Find and copy each line of the records where the string "mount" shows up.

Stored entries:
┄┄┄┄┄┄┄┄┄┄┄┄┄┄┄┄┄┄┄┄

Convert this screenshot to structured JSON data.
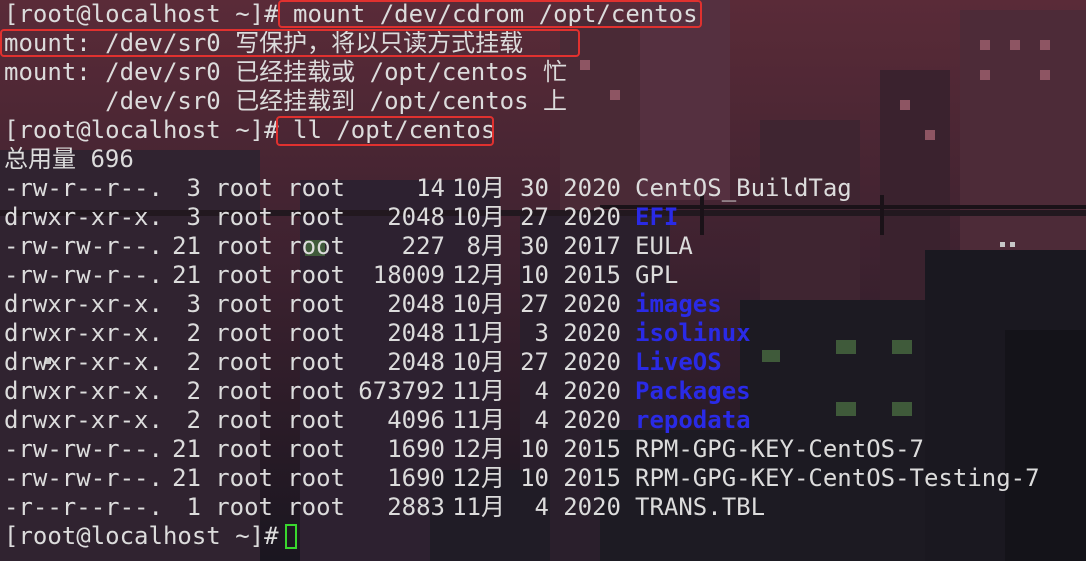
{
  "terminal": {
    "prompt": "[root@localhost ~]#",
    "cmd1": "mount /dev/cdrom /opt/centos",
    "out1": "mount: /dev/sr0 写保护，将以只读方式挂载",
    "out2": "mount: /dev/sr0 已经挂载或 /opt/centos 忙",
    "out3": "       /dev/sr0 已经挂载到 /opt/centos 上",
    "cmd2": "ll /opt/centos",
    "total": "总用量 696",
    "listing": [
      {
        "perm": "-rw-r--r--.",
        "links": "3",
        "owner": "root",
        "group": "root",
        "size": "14",
        "month": "10月",
        "day": "30",
        "year": "2020",
        "name": "CentOS_BuildTag",
        "type": "file"
      },
      {
        "perm": "drwxr-xr-x.",
        "links": "3",
        "owner": "root",
        "group": "root",
        "size": "2048",
        "month": "10月",
        "day": "27",
        "year": "2020",
        "name": "EFI",
        "type": "dir"
      },
      {
        "perm": "-rw-rw-r--.",
        "links": "21",
        "owner": "root",
        "group": "root",
        "size": "227",
        "month": "8月",
        "day": "30",
        "year": "2017",
        "name": "EULA",
        "type": "file"
      },
      {
        "perm": "-rw-rw-r--.",
        "links": "21",
        "owner": "root",
        "group": "root",
        "size": "18009",
        "month": "12月",
        "day": "10",
        "year": "2015",
        "name": "GPL",
        "type": "file"
      },
      {
        "perm": "drwxr-xr-x.",
        "links": "3",
        "owner": "root",
        "group": "root",
        "size": "2048",
        "month": "10月",
        "day": "27",
        "year": "2020",
        "name": "images",
        "type": "dir"
      },
      {
        "perm": "drwxr-xr-x.",
        "links": "2",
        "owner": "root",
        "group": "root",
        "size": "2048",
        "month": "11月",
        "day": "3",
        "year": "2020",
        "name": "isolinux",
        "type": "dir"
      },
      {
        "perm": "drwxr-xr-x.",
        "links": "2",
        "owner": "root",
        "group": "root",
        "size": "2048",
        "month": "10月",
        "day": "27",
        "year": "2020",
        "name": "LiveOS",
        "type": "dir"
      },
      {
        "perm": "drwxr-xr-x.",
        "links": "2",
        "owner": "root",
        "group": "root",
        "size": "673792",
        "month": "11月",
        "day": "4",
        "year": "2020",
        "name": "Packages",
        "type": "dir"
      },
      {
        "perm": "drwxr-xr-x.",
        "links": "2",
        "owner": "root",
        "group": "root",
        "size": "4096",
        "month": "11月",
        "day": "4",
        "year": "2020",
        "name": "repodata",
        "type": "dir"
      },
      {
        "perm": "-rw-rw-r--.",
        "links": "21",
        "owner": "root",
        "group": "root",
        "size": "1690",
        "month": "12月",
        "day": "10",
        "year": "2015",
        "name": "RPM-GPG-KEY-CentOS-7",
        "type": "file"
      },
      {
        "perm": "-rw-rw-r--.",
        "links": "21",
        "owner": "root",
        "group": "root",
        "size": "1690",
        "month": "12月",
        "day": "10",
        "year": "2015",
        "name": "RPM-GPG-KEY-CentOS-Testing-7",
        "type": "file"
      },
      {
        "perm": "-r--r--r--.",
        "links": "1",
        "owner": "root",
        "group": "root",
        "size": "2883",
        "month": "11月",
        "day": "4",
        "year": "2020",
        "name": "TRANS.TBL",
        "type": "file"
      }
    ]
  },
  "colors": {
    "text": "#dcdcdc",
    "directory": "#2a2ae6",
    "highlight_box": "#e0312f",
    "cursor": "#39d62e"
  }
}
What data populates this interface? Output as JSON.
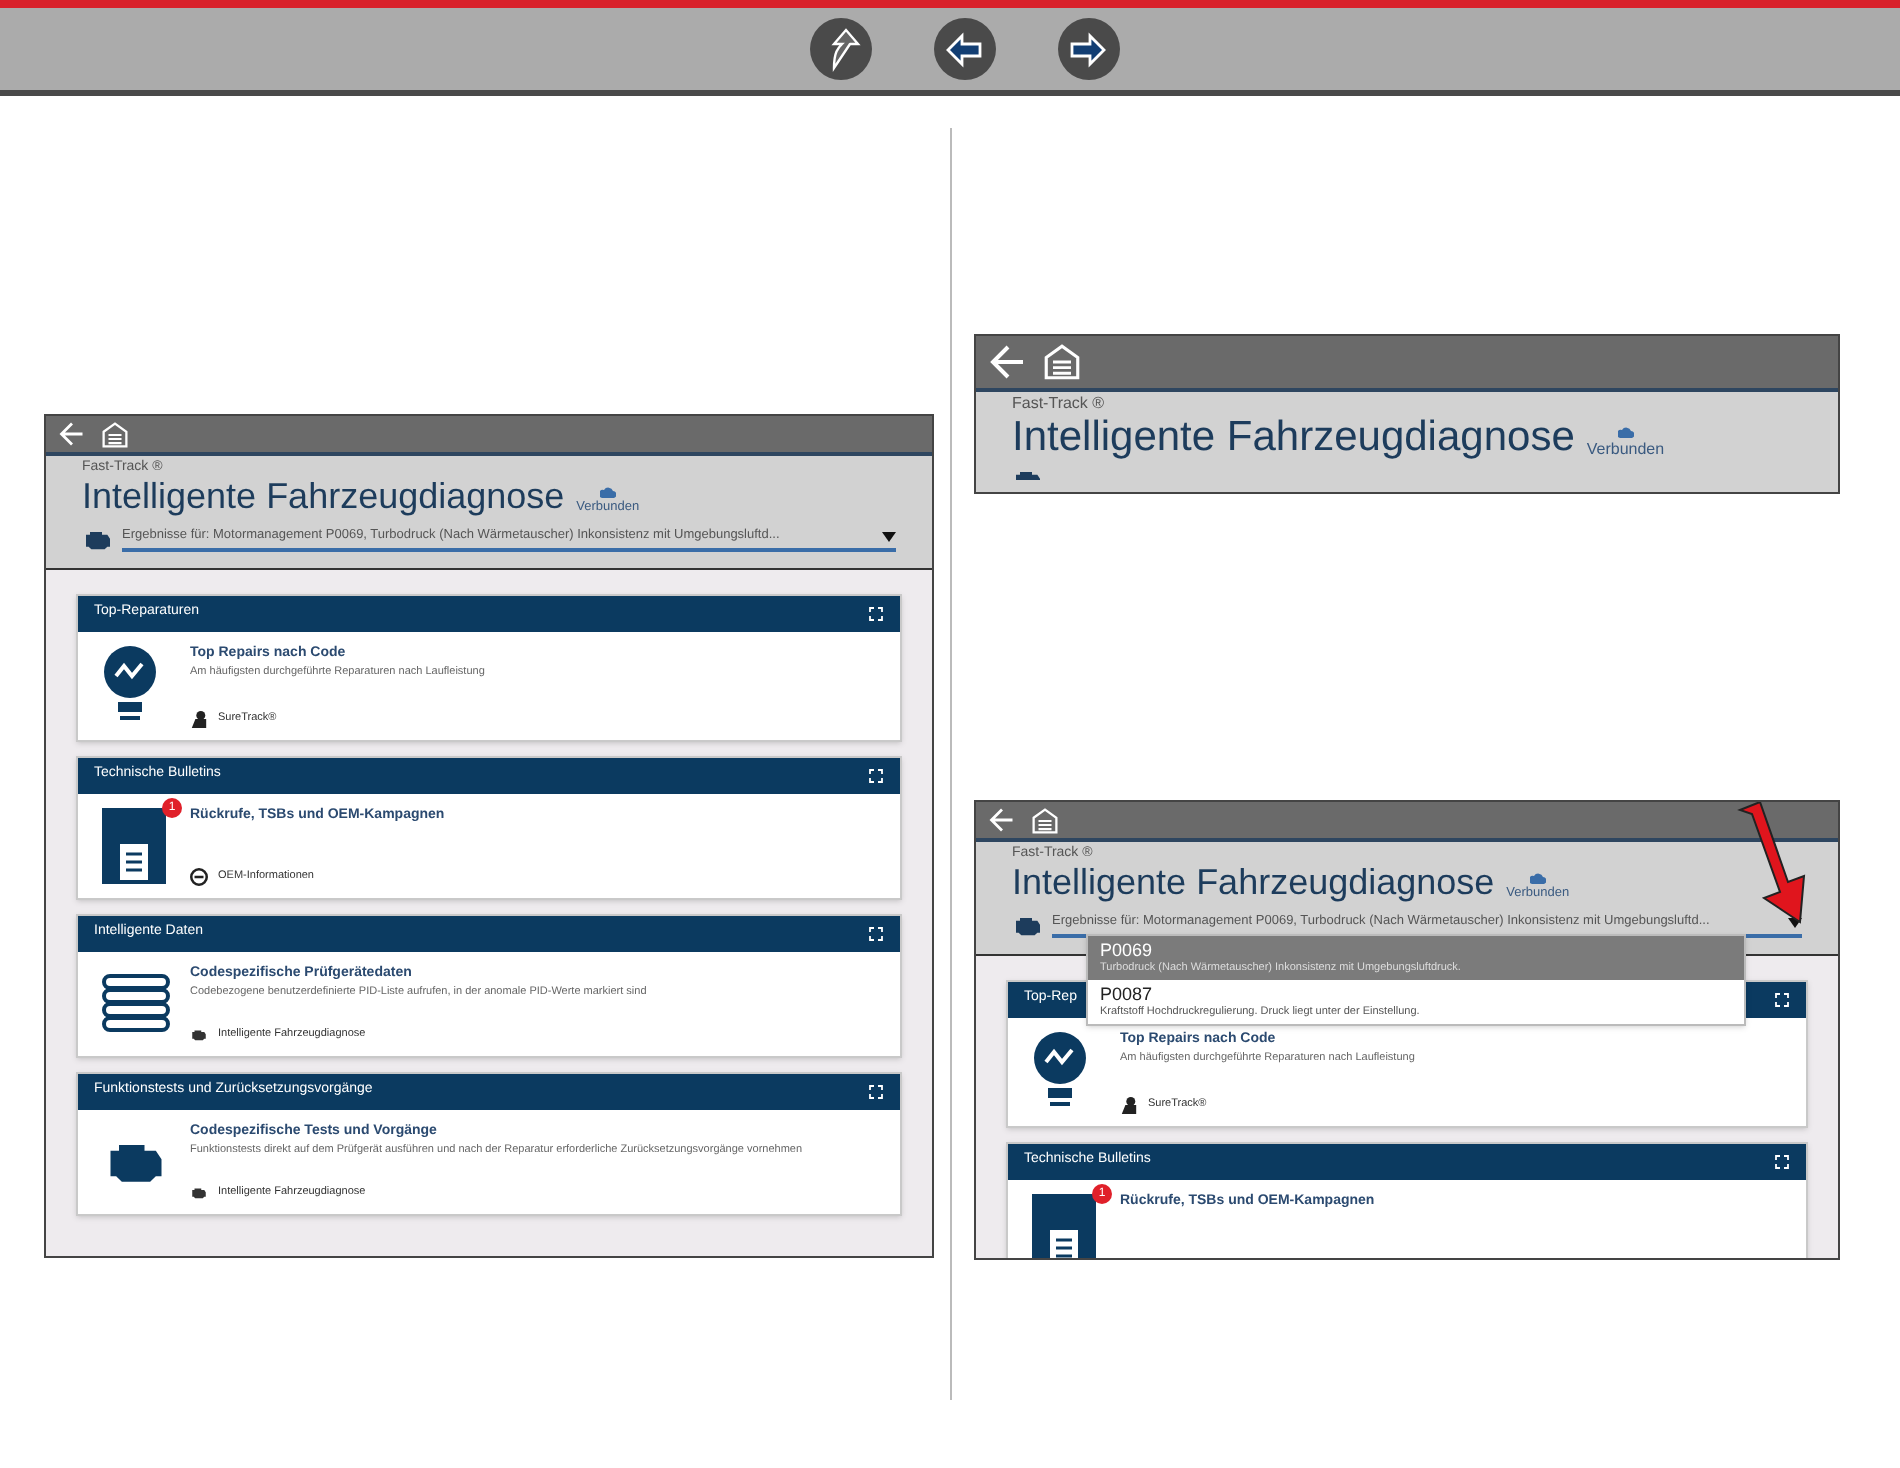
{
  "toolbar": {
    "buttons": [
      {
        "kind": "up"
      },
      {
        "kind": "back"
      },
      {
        "kind": "forward"
      }
    ]
  },
  "screenshots": [
    {
      "kind": "full",
      "app": {
        "subtitle": "Fast-Track ®",
        "title": "Intelligente Fahrzeugdiagnose",
        "status": "Verbunden"
      },
      "search": {
        "value": "Ergebnisse für: Motormanagement P0069, Turbodruck (Nach Wärmetauscher) Inkonsistenz mit Umgebungsluftd..."
      },
      "cards": [
        {
          "kind": "bulb",
          "title": "Top-Reparaturen",
          "heading": "Top Repairs nach Code",
          "description": "Am häufigsten durchgeführte Reparaturen nach Laufleistung",
          "link": {
            "kind": "person",
            "label": "SureTrack®"
          }
        },
        {
          "kind": "tsb",
          "title": "Technische Bulletins",
          "badge": "1",
          "heading": "Rückrufe, TSBs und OEM-Kampagnen",
          "link": {
            "kind": "circle",
            "label": "OEM-Informationen"
          }
        },
        {
          "kind": "list",
          "title": "Intelligente Daten",
          "heading": "Codespezifische Prüfgerätedaten",
          "description": "Codebezogene benutzerdefinierte PID-Liste aufrufen, in der anomale PID-Werte markiert sind",
          "link": {
            "kind": "engine",
            "label": "Intelligente Fahrzeugdiagnose"
          }
        },
        {
          "kind": "engine",
          "title": "Funktionstests und Zurücksetzungsvorgänge",
          "heading": "Codespezifische Tests und Vorgänge",
          "description": "Funktionstests direkt auf dem Prüfgerät ausführen und nach der Reparatur erforderliche Zurücksetzungsvorgänge vornehmen",
          "link": {
            "kind": "engine",
            "label": "Intelligente Fahrzeugdiagnose"
          }
        }
      ]
    },
    {
      "kind": "header",
      "app": {
        "subtitle": "Fast-Track ®",
        "title": "Intelligente Fahrzeugdiagnose",
        "status": "Verbunden"
      }
    },
    {
      "kind": "dropdown",
      "app": {
        "subtitle": "Fast-Track ®",
        "title": "Intelligente Fahrzeugdiagnose",
        "status": "Verbunden"
      },
      "search": {
        "value": "Ergebnisse für: Motormanagement P0069, Turbodruck (Nach Wärmetauscher) Inkonsistenz mit Umgebungsluftd..."
      },
      "dropdown": {
        "options": [
          {
            "code": "P0069",
            "description": "Turbodruck (Nach Wärmetauscher) Inkonsistenz mit Umgebungsluftdruck.",
            "selected": true
          },
          {
            "code": "P0087",
            "description": "Kraftstoff Hochdruckregulierung. Druck liegt unter der Einstellung.",
            "selected": false
          }
        ]
      },
      "cards": [
        {
          "kind": "bulb",
          "title": "Top-Rep",
          "heading": "Top Repairs nach Code",
          "description": "Am häufigsten durchgeführte Reparaturen nach Laufleistung",
          "link": {
            "kind": "person",
            "label": "SureTrack®"
          }
        },
        {
          "kind": "tsb",
          "title": "Technische Bulletins",
          "badge": "1",
          "heading": "Rückrufe, TSBs und OEM-Kampagnen"
        }
      ]
    }
  ]
}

┄┄┄┄┄┄┄┄┄┄┄┄┄┄┄┄┄┄┄┄

> [Exercise output]
    "cmd1": "mount /dev/cdrom /opt/centos",
    "out1": "mount: /dev/sr0 写保护，将以只读方式挂载",
    "out2": "mount: /dev/sr0 已经挂载或 /opt/centos 忙",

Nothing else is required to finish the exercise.